-- begin DATASET --

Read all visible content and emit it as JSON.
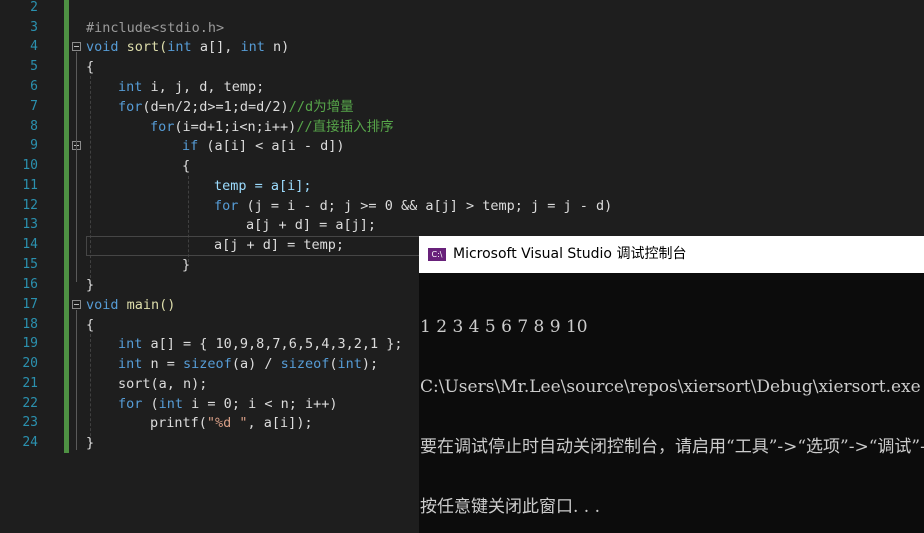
{
  "line_numbers": [
    "2",
    "3",
    "4",
    "5",
    "6",
    "7",
    "8",
    "9",
    "10",
    "11",
    "12",
    "13",
    "14",
    "15",
    "16",
    "17",
    "18",
    "19",
    "20",
    "21",
    "22",
    "23",
    "24"
  ],
  "code": {
    "l3": {
      "a": "#include",
      "b": "<stdio.h>"
    },
    "l4": {
      "a": "void",
      "b": " sort(",
      "c": "int",
      "d": " a[], ",
      "e": "int",
      "f": " n)"
    },
    "l5": {
      "a": "{"
    },
    "l6": {
      "a": "int",
      "b": " i, j, d, temp;"
    },
    "l7": {
      "a": "for",
      "b": "(d=n/2;d>=1;d=d/2)",
      "c": "//d为增量"
    },
    "l8": {
      "a": "for",
      "b": "(i=d+1;i<n;i++)",
      "c": "//直接插入排序"
    },
    "l9": {
      "a": "if",
      "b": " (a[i] < a[i - d])"
    },
    "l10": {
      "a": "{"
    },
    "l11": {
      "a": "temp = a[i];"
    },
    "l12": {
      "a": "for",
      "b": " (j = i - d; j >= 0 && a[j] > temp; j = j - d)"
    },
    "l13": {
      "a": "a[j + d] = a[j];"
    },
    "l14": {
      "a": "a[j + d] = temp;"
    },
    "l15": {
      "a": "}"
    },
    "l16": {
      "a": "}"
    },
    "l17": {
      "a": "void",
      "b": " main()"
    },
    "l18": {
      "a": "{"
    },
    "l19": {
      "a": "int",
      "b": " a[] = { 10,9,8,7,6,5,4,3,2,1 };"
    },
    "l20": {
      "a": "int",
      "b": " n = ",
      "c": "sizeof",
      "d": "(a) / ",
      "e": "sizeof",
      "f": "(",
      "g": "int",
      "h": ");"
    },
    "l21": {
      "a": "sort(a, n);"
    },
    "l22": {
      "a": "for",
      "b": " (",
      "c": "int",
      "d": " i = 0; i < n; i++)"
    },
    "l23": {
      "a": "printf(",
      "b": "\"%d \"",
      "c": ", a[i]);"
    },
    "l24": {
      "a": "}"
    }
  },
  "console": {
    "icon_text": "C:\\",
    "title": "Microsoft Visual Studio 调试控制台",
    "lines": [
      "1 2 3 4 5 6 7 8 9 10",
      "C:\\Users\\Mr.Lee\\source\\repos\\xiersort\\Debug\\xiersort.exe",
      "要在调试停止时自动关闭控制台，请启用“工具”->“选项”->“调试”->“调试停止时自动关闭控制台”。",
      "按任意键关闭此窗口. . ."
    ]
  },
  "colors": {
    "background": "#1e1e1e",
    "keyword": "#569cd6",
    "comment": "#57a64a",
    "line_number": "#2b91af",
    "console_bg": "#0c0c0c"
  }
}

-- end DATASET --

## WHAT YOU SHOULD DO:
Transcribe the records verbatim and omit the images.

## EXERCISE SOLUTION:
Read all visible content and emit it as JSON.
{
  "line_numbers": [
    "2",
    "3",
    "4",
    "5",
    "6",
    "7",
    "8",
    "9",
    "10",
    "11",
    "12",
    "13",
    "14",
    "15",
    "16",
    "17",
    "18",
    "19",
    "20",
    "21",
    "22",
    "23",
    "24"
  ],
  "code": {
    "l3": {
      "a": "#include",
      "b": "<stdio.h>"
    },
    "l4": {
      "a": "void",
      "b": " sort(",
      "c": "int",
      "d": " a[], ",
      "e": "int",
      "f": " n)"
    },
    "l5": {
      "a": "{"
    },
    "l6": {
      "a": "int",
      "b": " i, j, d, temp;"
    },
    "l7": {
      "a": "for",
      "b": "(d=n/2;d>=1;d=d/2)",
      "c": "//d为增量"
    },
    "l8": {
      "a": "for",
      "b": "(i=d+1;i<n;i++)",
      "c": "//直接插入排序"
    },
    "l9": {
      "a": "if",
      "b": " (a[i] < a[i - d])"
    },
    "l10": {
      "a": "{"
    },
    "l11": {
      "a": "temp = a[i];"
    },
    "l12": {
      "a": "for",
      "b": " (j = i - d; j >= 0 && a[j] > temp; j = j - d)"
    },
    "l13": {
      "a": "a[j + d] = a[j];"
    },
    "l14": {
      "a": "a[j + d] = temp;"
    },
    "l15": {
      "a": "}"
    },
    "l16": {
      "a": "}"
    },
    "l17": {
      "a": "void",
      "b": " main()"
    },
    "l18": {
      "a": "{"
    },
    "l19": {
      "a": "int",
      "b": " a[] = { 10,9,8,7,6,5,4,3,2,1 };"
    },
    "l20": {
      "a": "int",
      "b": " n = ",
      "c": "sizeof",
      "d": "(a) / ",
      "e": "sizeof",
      "f": "(",
      "g": "int",
      "h": ");"
    },
    "l21": {
      "a": "sort(a, n);"
    },
    "l22": {
      "a": "for",
      "b": " (",
      "c": "int",
      "d": " i = 0; i < n; i++)"
    },
    "l23": {
      "a": "printf(",
      "b": "\"%d \"",
      "c": ", a[i]);"
    },
    "l24": {
      "a": "}"
    }
  },
  "console": {
    "icon_text": "C:\\",
    "title": "Microsoft Visual Studio 调试控制台",
    "lines": [
      "1 2 3 4 5 6 7 8 9 10",
      "C:\\Users\\Mr.Lee\\source\\repos\\xiersort\\Debug\\xiersort.exe",
      "要在调试停止时自动关闭控制台，请启用“工具”->“选项”->“调试”->“调试停止时自动关闭控制台”。",
      "按任意键关闭此窗口. . ."
    ]
  },
  "colors": {
    "background": "#1e1e1e",
    "keyword": "#569cd6",
    "comment": "#57a64a",
    "line_number": "#2b91af",
    "console_bg": "#0c0c0c"
  }
}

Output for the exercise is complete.